— start of Data supplied —
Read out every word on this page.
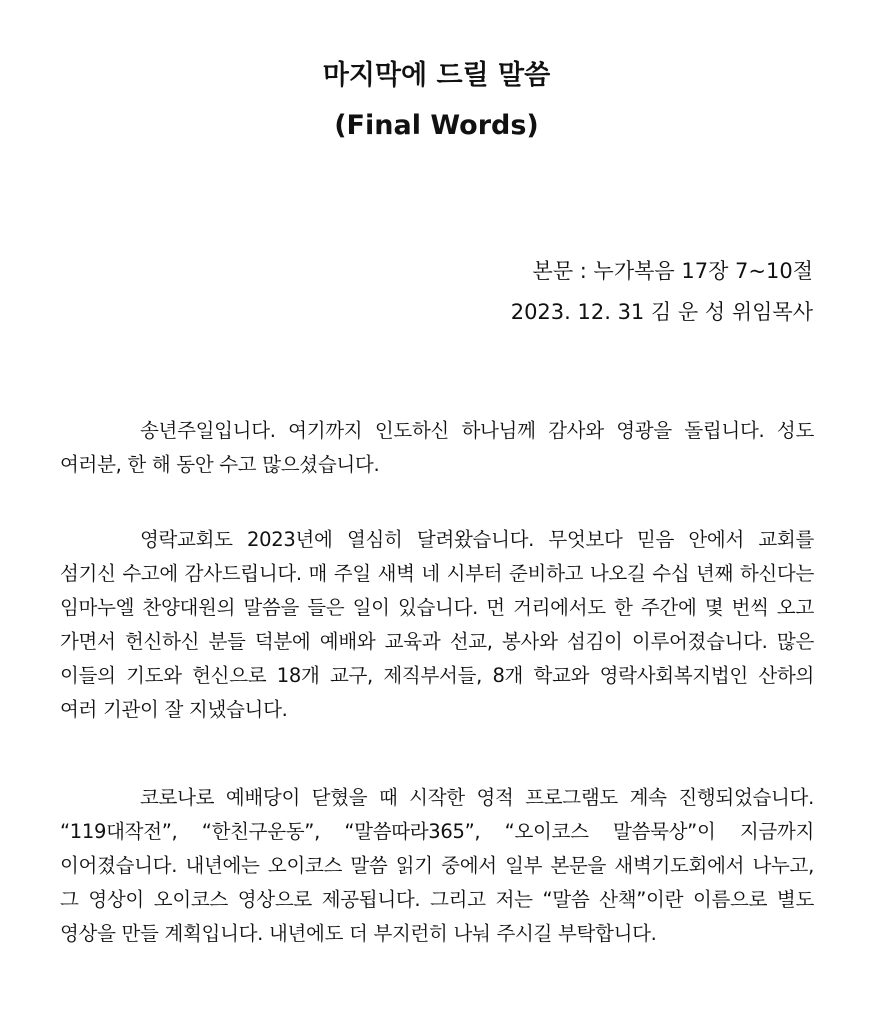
마지막에 드릴 말씀
(Final Words)
본문 : 누가복음 17장 7~10절
2023. 12. 31 김 운 성 위임목사

송년주일입니다. 여기까지 인도하신 하나님께 감사와 영광을 돌립니다. 성도 여러분, 한 해 동안 수고 많으셨습니다.

영락교회도 2023년에 열심히 달려왔습니다. 무엇보다 믿음 안에서 교회를 섬기신 수고에 감사드립니다. 매 주일 새벽 네 시부터 준비하고 나오길 수십 년째 하신다는 임마누엘 찬양대원의 말씀을 들은 일이 있습니다. 먼 거리에서도 한 주간에 몇 번씩 오고 가면서 헌신하신 분들 덕분에 예배와 교육과 선교, 봉사와 섬김이 이루어졌습니다. 많은 이들의 기도와 헌신으로 18개 교구, 제직부서들, 8개 학교와 영락사회복지법인 산하의 여러 기관이 잘 지냈습니다.

코로나로 예배당이 닫혔을 때 시작한 영적 프로그램도 계속 진행되었습니다. “119대작전”, “한친구운동”, “말씀따라365”, “오이코스 말씀묵상”이 지금까지 이어졌습니다. 내년에는 오이코스 말씀 읽기 중에서 일부 본문을 새벽기도회에서 나누고, 그 영상이 오이코스 영상으로 제공됩니다. 그리고 저는 “말씀 산책”이란 이름으로 별도 영상을 만들 계획입니다. 내년에도 더 부지런히 나눠 주시길 부탁합니다.
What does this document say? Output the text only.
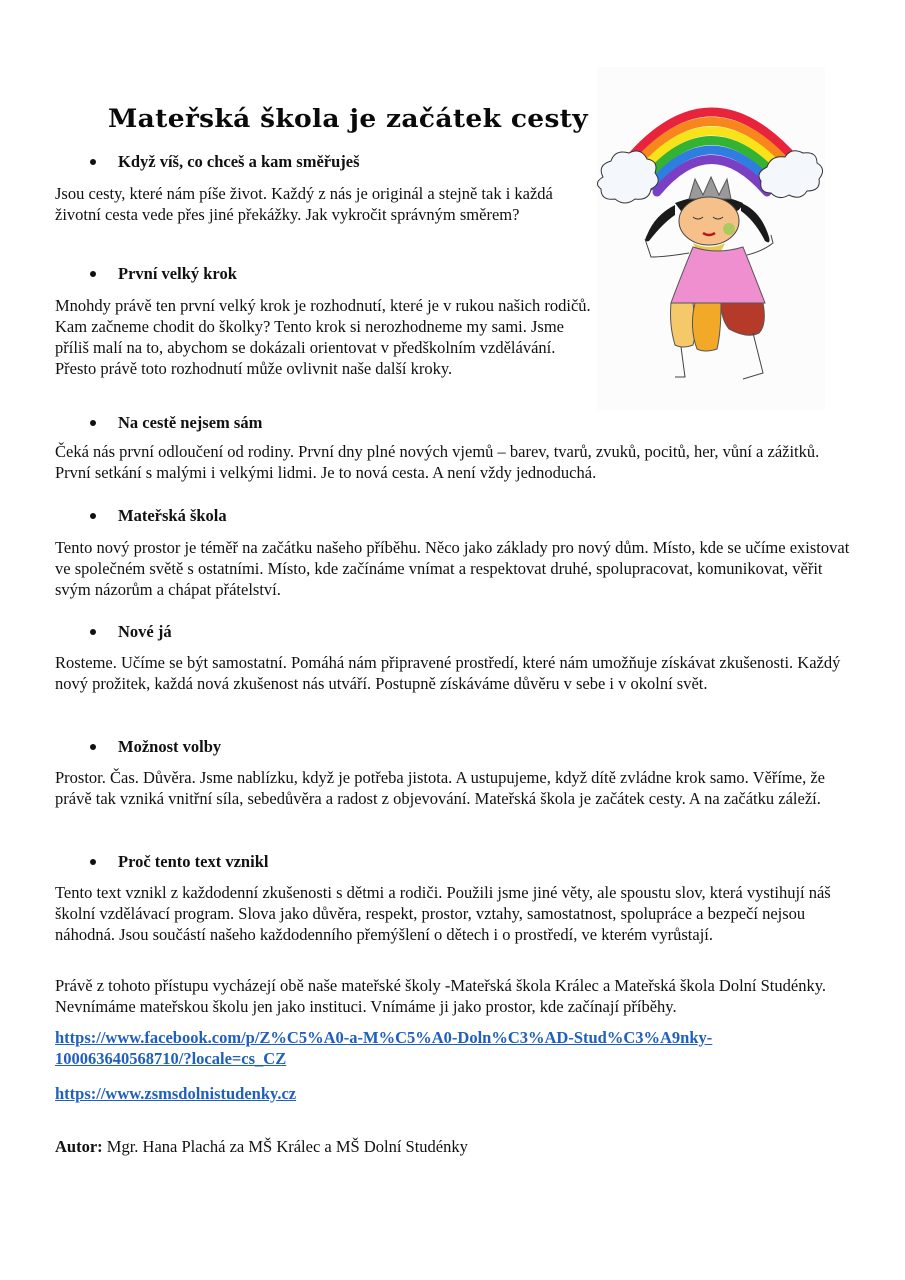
Mateřská škola je začátek cesty
Když víš, co chceš a kam směřuješ

Jsou cesty, které nám píše život. Každý z nás je originál a stejně tak i každá životní cesta vede přes jiné překážky. Jak vykročit správným směrem?

První velký krok

Mnohdy právě ten první velký krok je rozhodnutí, které je v rukou našich rodičů. Kam začneme chodit do školky? Tento krok si nerozhodneme my sami. Jsme příliš malí na to, abychom se dokázali orientovat v předškolním vzdělávání. Přesto právě toto rozhodnutí může ovlivnit naše další kroky.

Na cestě nejsem sám

Čeká nás první odloučení od rodiny. První dny plné nových vjemů – barev, tvarů, zvuků, pocitů, her, vůní a zážitků. První setkání s malými i velkými lidmi. Je to nová cesta. A není vždy jednoduchá.

Mateřská škola

Tento nový prostor je téměř na začátku našeho příběhu. Něco jako základy pro nový dům. Místo, kde se učíme existovat ve společném světě s ostatními. Místo, kde začínáme vnímat a respektovat druhé, spolupracovat, komunikovat, věřit svým názorům a chápat přátelství.

Nové já

Rosteme. Učíme se být samostatní. Pomáhá nám připravené prostředí, které nám umožňuje získávat zkušenosti. Každý nový prožitek, každá nová zkušenost nás utváří. Postupně získáváme důvěru v sebe i v okolní svět.

Možnost volby

Prostor. Čas. Důvěra. Jsme nablízku, když je potřeba jistota. A ustupujeme, když dítě zvládne krok samo. Věříme, že právě tak vzniká vnitřní síla, sebedůvěra a radost z objevování. Mateřská škola je začátek cesty. A na začátku záleží.

Proč tento text vznikl

Tento text vznikl z každodenní zkušenosti s dětmi a rodiči. Použili jsme jiné věty, ale spoustu slov, která vystihují náš školní vzdělávací program. Slova jako důvěra, respekt, prostor, vztahy, samostatnost, spolupráce a bezpečí nejsou náhodná. Jsou součástí našeho každodenního přemýšlení o dětech i o prostředí, ve kterém vyrůstají.

Právě z tohoto přístupu vycházejí obě naše mateřské školy -Mateřská škola Králec a Mateřská škola Dolní Studénky. Nevnímáme mateřskou školu jen jako instituci. Vnímáme ji jako prostor, kde začínají příběhy.

https://www.facebook.com/p/Z%C5%A0-a-M%C5%A0-Doln%C3%AD-Stud%C3%A9nky-100063640568710/?locale=cs_CZ
https://www.zsmsdolnistudenky.cz

Autor: Mgr. Hana Plachá za MŠ Králec a MŠ Dolní Studénky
— end of Data supplied —
**What is asked:** Pull out every line holding "Studénky" from the records above, and copy it.

**The completed task:**
Právě z tohoto přístupu vycházejí obě naše mateřské školy -Mateřská škola Králec a Mateřská škola Dolní Studénky. Nevnímáme mateřskou školu jen jako instituci. Vnímáme ji jako prostor, kde začínají příběhy.
Autor: Mgr. Hana Plachá za MŠ Králec a MŠ Dolní Studénky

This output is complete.